[Start Provided data]

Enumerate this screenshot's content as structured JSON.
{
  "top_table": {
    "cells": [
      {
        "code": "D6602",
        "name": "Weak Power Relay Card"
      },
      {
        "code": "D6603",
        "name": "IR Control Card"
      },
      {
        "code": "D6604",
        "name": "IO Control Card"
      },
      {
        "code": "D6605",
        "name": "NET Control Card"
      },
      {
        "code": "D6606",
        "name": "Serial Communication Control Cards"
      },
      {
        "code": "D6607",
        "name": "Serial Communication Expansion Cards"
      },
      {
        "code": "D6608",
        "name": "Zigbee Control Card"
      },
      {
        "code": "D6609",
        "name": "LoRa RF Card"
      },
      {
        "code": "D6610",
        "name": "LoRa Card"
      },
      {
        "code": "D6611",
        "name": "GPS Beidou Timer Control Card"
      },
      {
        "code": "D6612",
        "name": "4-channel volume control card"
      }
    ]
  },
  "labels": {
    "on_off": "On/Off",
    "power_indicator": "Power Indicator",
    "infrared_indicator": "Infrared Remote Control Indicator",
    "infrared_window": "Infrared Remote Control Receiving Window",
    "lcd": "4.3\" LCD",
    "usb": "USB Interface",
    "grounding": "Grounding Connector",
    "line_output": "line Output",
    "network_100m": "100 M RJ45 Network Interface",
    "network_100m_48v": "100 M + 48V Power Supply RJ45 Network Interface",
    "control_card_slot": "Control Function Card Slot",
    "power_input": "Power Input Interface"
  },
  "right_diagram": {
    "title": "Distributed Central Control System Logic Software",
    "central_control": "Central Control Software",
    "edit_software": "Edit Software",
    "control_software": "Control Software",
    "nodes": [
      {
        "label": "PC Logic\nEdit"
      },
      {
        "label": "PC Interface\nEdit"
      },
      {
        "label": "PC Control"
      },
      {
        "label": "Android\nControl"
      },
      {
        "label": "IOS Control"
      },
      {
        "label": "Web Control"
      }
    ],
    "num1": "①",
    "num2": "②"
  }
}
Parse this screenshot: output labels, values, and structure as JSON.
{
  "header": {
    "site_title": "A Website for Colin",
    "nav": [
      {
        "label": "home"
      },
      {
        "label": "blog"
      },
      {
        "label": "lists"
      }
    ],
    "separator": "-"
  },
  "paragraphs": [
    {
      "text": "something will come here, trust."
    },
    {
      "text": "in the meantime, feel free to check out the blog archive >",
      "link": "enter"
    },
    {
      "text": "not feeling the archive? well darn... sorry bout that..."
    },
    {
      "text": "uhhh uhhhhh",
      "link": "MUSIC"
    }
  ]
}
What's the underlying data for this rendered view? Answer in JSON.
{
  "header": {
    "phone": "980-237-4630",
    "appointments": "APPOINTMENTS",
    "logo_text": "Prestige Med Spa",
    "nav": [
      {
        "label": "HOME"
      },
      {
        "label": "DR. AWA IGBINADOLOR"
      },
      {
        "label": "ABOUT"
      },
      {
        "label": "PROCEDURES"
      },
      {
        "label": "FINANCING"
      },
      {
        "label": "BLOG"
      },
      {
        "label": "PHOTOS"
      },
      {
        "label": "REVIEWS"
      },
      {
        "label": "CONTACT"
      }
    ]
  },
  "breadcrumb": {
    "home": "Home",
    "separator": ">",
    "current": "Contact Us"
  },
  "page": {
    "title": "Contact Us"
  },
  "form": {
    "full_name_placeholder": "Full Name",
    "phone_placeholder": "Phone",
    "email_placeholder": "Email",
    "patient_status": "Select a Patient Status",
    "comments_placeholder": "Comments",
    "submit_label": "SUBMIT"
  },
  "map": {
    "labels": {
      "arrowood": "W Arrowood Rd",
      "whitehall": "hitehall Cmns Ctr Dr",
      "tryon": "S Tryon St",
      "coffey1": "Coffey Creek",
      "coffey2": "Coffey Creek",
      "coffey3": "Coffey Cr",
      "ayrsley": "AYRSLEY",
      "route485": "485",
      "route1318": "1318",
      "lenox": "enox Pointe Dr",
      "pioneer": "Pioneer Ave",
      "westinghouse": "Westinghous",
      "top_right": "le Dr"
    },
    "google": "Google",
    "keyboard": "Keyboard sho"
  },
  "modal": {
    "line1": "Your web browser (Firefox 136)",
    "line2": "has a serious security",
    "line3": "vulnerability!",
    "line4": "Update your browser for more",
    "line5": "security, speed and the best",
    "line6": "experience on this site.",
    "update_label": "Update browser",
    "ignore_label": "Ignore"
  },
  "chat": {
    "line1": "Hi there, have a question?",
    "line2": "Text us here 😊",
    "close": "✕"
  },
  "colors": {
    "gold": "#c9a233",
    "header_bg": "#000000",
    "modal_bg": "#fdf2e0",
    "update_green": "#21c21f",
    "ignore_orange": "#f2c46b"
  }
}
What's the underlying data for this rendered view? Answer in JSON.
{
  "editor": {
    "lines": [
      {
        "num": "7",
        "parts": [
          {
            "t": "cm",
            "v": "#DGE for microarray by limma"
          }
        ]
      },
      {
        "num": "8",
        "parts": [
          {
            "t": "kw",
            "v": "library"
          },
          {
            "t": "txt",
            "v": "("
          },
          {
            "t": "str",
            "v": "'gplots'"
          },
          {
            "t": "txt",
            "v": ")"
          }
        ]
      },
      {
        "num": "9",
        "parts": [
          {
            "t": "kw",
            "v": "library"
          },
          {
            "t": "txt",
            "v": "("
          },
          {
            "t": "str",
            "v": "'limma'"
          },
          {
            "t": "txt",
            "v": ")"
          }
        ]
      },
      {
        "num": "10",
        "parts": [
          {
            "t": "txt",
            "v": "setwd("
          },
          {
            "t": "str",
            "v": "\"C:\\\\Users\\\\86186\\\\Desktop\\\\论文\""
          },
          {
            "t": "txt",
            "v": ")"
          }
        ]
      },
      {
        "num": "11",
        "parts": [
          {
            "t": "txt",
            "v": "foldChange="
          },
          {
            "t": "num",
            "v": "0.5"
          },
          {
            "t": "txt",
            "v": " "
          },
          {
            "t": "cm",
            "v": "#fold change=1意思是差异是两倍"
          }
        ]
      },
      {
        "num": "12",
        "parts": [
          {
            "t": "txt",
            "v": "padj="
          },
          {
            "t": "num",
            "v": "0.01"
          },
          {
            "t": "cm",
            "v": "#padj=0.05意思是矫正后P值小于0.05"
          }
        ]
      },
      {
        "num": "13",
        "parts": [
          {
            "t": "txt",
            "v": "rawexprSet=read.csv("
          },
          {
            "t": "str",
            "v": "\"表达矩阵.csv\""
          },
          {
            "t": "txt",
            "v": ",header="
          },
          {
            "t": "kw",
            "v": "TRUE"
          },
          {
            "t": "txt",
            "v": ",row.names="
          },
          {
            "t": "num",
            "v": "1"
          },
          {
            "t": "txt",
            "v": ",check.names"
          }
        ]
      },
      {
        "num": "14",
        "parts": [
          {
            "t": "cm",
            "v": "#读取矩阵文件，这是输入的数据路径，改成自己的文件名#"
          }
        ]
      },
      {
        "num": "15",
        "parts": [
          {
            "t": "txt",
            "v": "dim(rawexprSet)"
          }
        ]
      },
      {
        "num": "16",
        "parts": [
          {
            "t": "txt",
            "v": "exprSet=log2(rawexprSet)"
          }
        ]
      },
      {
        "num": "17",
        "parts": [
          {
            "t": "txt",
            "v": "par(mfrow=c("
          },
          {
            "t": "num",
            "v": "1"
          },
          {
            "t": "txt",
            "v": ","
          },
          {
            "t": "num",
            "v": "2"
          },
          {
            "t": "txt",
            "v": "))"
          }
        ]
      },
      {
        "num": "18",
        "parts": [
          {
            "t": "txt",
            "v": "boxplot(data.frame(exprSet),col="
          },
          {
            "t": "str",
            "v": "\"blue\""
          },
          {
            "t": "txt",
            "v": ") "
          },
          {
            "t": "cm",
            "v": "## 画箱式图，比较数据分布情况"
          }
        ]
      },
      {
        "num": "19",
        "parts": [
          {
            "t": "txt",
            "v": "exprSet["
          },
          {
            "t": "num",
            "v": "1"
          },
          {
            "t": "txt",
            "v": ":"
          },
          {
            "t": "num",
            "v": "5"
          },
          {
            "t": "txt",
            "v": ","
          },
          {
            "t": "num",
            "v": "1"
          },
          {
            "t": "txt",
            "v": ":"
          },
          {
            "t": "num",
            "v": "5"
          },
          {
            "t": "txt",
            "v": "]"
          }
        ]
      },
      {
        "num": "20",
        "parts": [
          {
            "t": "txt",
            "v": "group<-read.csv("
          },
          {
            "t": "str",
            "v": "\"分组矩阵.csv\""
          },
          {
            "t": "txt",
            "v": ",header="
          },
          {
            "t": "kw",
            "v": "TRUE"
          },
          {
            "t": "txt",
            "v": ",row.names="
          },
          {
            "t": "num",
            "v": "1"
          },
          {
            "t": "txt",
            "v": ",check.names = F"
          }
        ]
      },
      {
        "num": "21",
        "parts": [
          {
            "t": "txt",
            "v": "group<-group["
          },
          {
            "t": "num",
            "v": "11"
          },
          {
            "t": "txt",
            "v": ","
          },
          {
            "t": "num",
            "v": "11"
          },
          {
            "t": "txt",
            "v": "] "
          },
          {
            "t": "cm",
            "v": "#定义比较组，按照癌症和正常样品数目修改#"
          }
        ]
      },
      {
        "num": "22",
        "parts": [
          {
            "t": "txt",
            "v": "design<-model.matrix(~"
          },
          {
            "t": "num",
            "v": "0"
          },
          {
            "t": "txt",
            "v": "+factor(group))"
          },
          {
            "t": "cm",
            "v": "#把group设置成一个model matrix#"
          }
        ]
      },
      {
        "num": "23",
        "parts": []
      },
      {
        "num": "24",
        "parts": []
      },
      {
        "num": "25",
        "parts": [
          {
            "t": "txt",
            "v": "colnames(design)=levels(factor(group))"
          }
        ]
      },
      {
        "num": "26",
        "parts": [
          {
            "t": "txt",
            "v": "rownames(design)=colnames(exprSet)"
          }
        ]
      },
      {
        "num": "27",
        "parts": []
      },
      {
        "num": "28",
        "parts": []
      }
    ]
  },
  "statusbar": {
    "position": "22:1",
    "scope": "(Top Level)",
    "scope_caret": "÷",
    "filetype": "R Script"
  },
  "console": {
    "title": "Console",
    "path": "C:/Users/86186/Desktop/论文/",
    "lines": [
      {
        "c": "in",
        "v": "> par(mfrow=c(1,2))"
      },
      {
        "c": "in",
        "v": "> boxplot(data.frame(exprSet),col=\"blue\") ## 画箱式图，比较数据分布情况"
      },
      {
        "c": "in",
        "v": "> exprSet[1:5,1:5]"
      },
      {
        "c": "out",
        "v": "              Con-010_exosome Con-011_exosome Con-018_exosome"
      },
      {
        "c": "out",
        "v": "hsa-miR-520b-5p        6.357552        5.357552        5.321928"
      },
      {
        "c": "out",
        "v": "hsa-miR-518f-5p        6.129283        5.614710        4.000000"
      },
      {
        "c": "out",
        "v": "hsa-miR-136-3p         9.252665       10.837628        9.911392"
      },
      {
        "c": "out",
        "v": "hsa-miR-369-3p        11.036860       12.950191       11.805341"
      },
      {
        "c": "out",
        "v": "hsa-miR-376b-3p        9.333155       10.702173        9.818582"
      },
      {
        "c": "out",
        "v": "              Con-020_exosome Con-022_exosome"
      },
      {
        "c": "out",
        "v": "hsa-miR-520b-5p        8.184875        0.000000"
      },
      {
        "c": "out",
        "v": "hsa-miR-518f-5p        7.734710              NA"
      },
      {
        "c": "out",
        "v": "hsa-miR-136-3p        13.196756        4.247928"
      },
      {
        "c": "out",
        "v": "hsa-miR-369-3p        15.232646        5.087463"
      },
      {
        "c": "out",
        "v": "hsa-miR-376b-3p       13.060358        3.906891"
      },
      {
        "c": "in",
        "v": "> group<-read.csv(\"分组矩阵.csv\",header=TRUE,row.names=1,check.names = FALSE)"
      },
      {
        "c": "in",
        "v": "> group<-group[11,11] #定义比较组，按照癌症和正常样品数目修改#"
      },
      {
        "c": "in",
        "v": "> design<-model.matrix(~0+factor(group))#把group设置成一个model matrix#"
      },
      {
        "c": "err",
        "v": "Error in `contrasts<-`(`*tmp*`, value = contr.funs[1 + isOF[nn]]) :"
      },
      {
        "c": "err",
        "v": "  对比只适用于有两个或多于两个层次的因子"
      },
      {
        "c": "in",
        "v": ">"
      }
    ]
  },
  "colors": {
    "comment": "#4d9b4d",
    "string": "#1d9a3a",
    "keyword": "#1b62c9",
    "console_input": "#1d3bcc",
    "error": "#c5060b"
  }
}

[End Provided data]

**Goal of the exercise:**
Filter the records for lines holding the string "boxplot". Copy each one.

**Result:**
            "v": "boxplot(data.frame(exprSet),col="
        "v": "> boxplot(data.frame(exprSet),col=\"blue\") ## 画箱式图，比较数据分布情况"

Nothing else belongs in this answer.